** Opening Supplied entries block **

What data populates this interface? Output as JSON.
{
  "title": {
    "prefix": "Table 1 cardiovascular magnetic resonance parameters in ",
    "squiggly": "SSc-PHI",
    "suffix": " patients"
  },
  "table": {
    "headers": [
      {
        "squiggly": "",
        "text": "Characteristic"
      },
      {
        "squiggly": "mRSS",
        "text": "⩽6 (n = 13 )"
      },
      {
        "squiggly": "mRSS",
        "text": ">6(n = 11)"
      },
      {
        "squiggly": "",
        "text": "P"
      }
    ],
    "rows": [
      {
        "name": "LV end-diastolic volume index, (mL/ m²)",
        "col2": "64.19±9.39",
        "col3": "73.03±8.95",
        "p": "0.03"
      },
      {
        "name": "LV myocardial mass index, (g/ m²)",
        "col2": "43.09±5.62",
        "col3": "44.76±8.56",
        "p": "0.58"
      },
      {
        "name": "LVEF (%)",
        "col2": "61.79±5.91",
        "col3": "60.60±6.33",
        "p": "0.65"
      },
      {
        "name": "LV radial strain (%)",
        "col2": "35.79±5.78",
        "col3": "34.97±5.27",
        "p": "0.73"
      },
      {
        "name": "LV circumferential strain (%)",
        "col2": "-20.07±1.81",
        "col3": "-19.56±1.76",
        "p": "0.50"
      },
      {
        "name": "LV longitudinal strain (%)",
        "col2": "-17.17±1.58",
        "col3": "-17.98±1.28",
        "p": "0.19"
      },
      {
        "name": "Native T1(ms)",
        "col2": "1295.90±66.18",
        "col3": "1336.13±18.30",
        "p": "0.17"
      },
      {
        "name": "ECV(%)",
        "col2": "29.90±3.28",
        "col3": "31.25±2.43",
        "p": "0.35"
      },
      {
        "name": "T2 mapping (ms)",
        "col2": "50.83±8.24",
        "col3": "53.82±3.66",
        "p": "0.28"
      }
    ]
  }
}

** Closing Supplied entries block **

_Task objective_: All entries above need to be copied verbatim.

_Solution to the exercise_:
What data populates this interface? Output as JSON.
{
  "title": {
    "prefix": "Table 1 cardiovascular magnetic resonance parameters in ",
    "squiggly": "SSc-PHI",
    "suffix": " patients"
  },
  "table": {
    "headers": [
      {
        "squiggly": "",
        "text": "Characteristic"
      },
      {
        "squiggly": "mRSS",
        "text": "⩽6 (n = 13 )"
      },
      {
        "squiggly": "mRSS",
        "text": ">6(n = 11)"
      },
      {
        "squiggly": "",
        "text": "P"
      }
    ],
    "rows": [
      {
        "name": "LV end-diastolic volume index, (mL/ m²)",
        "col2": "64.19±9.39",
        "col3": "73.03±8.95",
        "p": "0.03"
      },
      {
        "name": "LV myocardial mass index, (g/ m²)",
        "col2": "43.09±5.62",
        "col3": "44.76±8.56",
        "p": "0.58"
      },
      {
        "name": "LVEF (%)",
        "col2": "61.79±5.91",
        "col3": "60.60±6.33",
        "p": "0.65"
      },
      {
        "name": "LV radial strain (%)",
        "col2": "35.79±5.78",
        "col3": "34.97±5.27",
        "p": "0.73"
      },
      {
        "name": "LV circumferential strain (%)",
        "col2": "-20.07±1.81",
        "col3": "-19.56±1.76",
        "p": "0.50"
      },
      {
        "name": "LV longitudinal strain (%)",
        "col2": "-17.17±1.58",
        "col3": "-17.98±1.28",
        "p": "0.19"
      },
      {
        "name": "Native T1(ms)",
        "col2": "1295.90±66.18",
        "col3": "1336.13±18.30",
        "p": "0.17"
      },
      {
        "name": "ECV(%)",
        "col2": "29.90±3.28",
        "col3": "31.25±2.43",
        "p": "0.35"
      },
      {
        "name": "T2 mapping (ms)",
        "col2": "50.83±8.24",
        "col3": "53.82±3.66",
        "p": "0.28"
      }
    ]
  }
}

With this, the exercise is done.